begin Given records
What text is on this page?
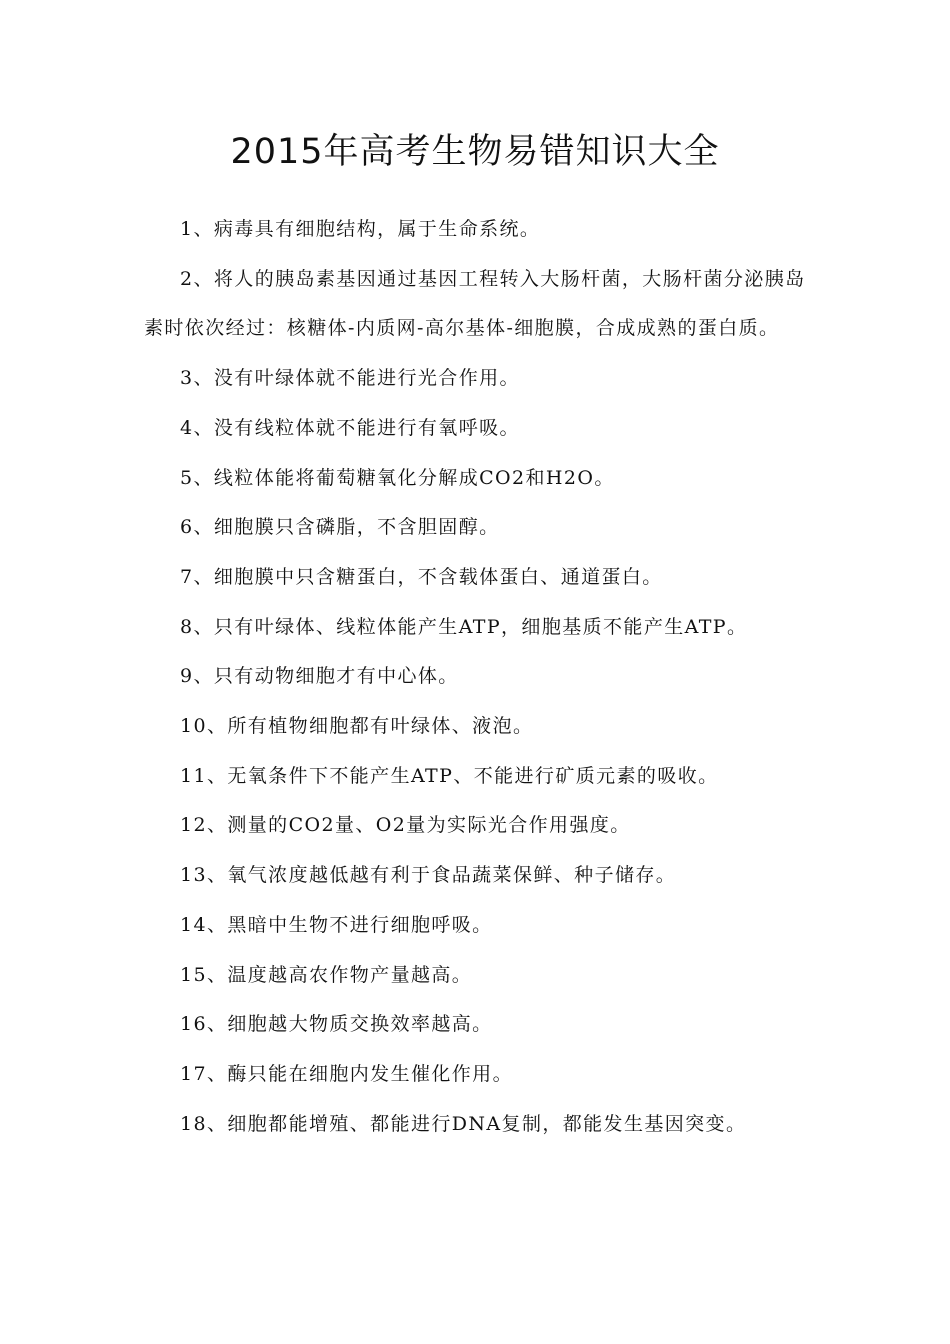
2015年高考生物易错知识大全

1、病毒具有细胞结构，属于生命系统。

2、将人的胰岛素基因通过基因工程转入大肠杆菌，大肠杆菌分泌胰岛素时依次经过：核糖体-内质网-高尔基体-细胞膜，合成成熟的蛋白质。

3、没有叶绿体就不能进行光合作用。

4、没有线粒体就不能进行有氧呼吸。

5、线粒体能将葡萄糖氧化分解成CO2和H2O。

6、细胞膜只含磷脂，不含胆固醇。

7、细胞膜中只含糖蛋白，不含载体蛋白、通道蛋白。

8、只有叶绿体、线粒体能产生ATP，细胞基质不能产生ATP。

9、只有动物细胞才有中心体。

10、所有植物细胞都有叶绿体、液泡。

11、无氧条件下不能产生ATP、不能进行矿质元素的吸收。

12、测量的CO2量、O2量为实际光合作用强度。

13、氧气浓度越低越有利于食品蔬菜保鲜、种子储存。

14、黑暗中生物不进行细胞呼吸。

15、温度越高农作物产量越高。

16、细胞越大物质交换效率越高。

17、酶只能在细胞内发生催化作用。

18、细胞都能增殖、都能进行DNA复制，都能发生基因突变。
end Given records
**What needs to be done:**
Exactly as written, return every line of the listing, but not the pictures.

**Solution:**
What text is on this page?
2015年高考生物易错知识大全

1、病毒具有细胞结构，属于生命系统。

2、将人的胰岛素基因通过基因工程转入大肠杆菌，大肠杆菌分泌胰岛素时依次经过：核糖体-内质网-高尔基体-细胞膜，合成成熟的蛋白质。

3、没有叶绿体就不能进行光合作用。

4、没有线粒体就不能进行有氧呼吸。

5、线粒体能将葡萄糖氧化分解成CO2和H2O。

6、细胞膜只含磷脂，不含胆固醇。

7、细胞膜中只含糖蛋白，不含载体蛋白、通道蛋白。

8、只有叶绿体、线粒体能产生ATP，细胞基质不能产生ATP。

9、只有动物细胞才有中心体。

10、所有植物细胞都有叶绿体、液泡。

11、无氧条件下不能产生ATP、不能进行矿质元素的吸收。

12、测量的CO2量、O2量为实际光合作用强度。

13、氧气浓度越低越有利于食品蔬菜保鲜、种子储存。

14、黑暗中生物不进行细胞呼吸。

15、温度越高农作物产量越高。

16、细胞越大物质交换效率越高。

17、酶只能在细胞内发生催化作用。

18、细胞都能增殖、都能进行DNA复制，都能发生基因突变。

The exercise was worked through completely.